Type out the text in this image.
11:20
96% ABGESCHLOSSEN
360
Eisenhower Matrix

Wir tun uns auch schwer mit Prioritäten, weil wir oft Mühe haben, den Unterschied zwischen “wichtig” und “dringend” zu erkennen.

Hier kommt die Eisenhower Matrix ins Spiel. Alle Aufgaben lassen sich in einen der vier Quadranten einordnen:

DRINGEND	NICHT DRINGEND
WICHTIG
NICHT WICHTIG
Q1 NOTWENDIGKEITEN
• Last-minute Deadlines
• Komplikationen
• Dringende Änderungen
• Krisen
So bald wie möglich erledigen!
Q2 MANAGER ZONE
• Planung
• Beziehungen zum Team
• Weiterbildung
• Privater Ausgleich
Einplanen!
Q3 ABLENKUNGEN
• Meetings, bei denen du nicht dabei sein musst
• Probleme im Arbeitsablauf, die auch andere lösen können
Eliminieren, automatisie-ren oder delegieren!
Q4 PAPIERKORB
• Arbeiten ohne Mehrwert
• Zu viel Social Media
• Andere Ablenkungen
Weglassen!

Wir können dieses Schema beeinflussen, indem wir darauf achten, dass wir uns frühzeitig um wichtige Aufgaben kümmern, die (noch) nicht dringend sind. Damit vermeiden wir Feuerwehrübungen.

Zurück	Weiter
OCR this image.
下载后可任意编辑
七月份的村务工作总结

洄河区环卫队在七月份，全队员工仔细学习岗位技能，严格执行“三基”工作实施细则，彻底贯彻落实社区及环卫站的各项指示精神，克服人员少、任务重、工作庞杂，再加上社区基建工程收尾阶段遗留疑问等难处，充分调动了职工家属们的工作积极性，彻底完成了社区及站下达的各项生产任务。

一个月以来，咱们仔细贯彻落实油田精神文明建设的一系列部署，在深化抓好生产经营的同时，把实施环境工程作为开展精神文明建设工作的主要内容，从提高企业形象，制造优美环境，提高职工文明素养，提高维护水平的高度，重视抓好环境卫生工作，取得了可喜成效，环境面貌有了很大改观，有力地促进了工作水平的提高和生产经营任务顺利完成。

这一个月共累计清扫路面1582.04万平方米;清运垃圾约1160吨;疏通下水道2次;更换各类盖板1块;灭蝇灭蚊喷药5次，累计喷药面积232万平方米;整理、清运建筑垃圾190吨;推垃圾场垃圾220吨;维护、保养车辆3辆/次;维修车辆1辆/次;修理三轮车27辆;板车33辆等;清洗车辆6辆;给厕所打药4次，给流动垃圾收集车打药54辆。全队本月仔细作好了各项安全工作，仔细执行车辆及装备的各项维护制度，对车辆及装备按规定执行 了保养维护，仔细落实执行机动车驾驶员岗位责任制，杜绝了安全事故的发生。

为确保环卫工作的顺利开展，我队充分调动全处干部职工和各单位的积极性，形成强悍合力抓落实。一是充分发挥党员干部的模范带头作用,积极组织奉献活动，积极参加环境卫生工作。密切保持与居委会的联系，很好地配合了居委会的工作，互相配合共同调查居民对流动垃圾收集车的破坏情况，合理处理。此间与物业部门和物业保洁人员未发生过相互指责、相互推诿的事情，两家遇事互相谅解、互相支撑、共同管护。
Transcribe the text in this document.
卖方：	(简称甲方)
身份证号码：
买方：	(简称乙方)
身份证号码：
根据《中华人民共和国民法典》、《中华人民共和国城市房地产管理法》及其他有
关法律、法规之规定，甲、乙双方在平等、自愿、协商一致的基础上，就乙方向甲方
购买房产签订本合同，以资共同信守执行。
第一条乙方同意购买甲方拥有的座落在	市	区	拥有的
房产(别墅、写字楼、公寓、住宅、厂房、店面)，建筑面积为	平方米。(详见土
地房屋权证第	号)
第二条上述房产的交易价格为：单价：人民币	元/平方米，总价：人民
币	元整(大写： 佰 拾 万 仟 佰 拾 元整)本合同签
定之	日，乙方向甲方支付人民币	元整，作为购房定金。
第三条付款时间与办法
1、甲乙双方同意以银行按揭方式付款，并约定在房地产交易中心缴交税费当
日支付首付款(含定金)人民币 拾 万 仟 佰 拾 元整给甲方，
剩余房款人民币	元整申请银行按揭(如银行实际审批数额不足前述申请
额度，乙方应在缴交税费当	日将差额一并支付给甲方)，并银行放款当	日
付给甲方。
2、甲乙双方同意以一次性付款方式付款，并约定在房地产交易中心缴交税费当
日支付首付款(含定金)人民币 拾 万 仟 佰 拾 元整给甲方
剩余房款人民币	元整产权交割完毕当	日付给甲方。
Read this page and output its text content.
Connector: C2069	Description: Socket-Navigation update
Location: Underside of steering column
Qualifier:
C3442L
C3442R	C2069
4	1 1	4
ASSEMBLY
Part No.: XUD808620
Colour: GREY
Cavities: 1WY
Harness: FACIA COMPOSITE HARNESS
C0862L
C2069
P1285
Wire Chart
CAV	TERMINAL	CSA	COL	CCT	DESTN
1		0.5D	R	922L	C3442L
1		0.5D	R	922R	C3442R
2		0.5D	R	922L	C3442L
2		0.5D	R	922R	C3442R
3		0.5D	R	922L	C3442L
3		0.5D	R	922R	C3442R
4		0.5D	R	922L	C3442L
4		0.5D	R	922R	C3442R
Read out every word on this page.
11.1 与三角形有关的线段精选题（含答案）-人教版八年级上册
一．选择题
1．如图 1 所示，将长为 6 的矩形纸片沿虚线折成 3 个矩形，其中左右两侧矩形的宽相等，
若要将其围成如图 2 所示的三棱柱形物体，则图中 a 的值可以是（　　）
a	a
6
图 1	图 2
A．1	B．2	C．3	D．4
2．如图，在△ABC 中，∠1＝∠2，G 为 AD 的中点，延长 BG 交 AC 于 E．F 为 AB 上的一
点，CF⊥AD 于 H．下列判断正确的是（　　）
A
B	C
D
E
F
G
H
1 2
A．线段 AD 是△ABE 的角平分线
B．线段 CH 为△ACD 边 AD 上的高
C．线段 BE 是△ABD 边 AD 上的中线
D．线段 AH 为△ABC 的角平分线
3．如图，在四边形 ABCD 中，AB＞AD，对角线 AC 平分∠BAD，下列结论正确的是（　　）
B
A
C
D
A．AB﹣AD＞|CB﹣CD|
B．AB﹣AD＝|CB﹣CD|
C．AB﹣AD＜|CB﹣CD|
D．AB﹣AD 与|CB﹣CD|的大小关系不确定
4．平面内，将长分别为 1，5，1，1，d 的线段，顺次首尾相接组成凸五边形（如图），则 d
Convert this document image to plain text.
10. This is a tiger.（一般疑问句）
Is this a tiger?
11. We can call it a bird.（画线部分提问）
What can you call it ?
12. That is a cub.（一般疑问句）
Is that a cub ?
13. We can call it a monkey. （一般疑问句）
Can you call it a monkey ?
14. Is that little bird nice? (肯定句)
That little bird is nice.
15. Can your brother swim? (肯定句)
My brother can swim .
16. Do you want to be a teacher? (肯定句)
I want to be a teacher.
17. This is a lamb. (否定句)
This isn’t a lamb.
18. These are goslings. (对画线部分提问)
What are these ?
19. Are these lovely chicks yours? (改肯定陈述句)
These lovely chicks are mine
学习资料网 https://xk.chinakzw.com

* Written instruction
Which lines hold the word "call"? Copy every one of them.

* Solution below
11. We can call it a bird.（画线部分提问）
What can you call it ?
13. We can call it a monkey. （一般疑问句）
Can you call it a monkey ?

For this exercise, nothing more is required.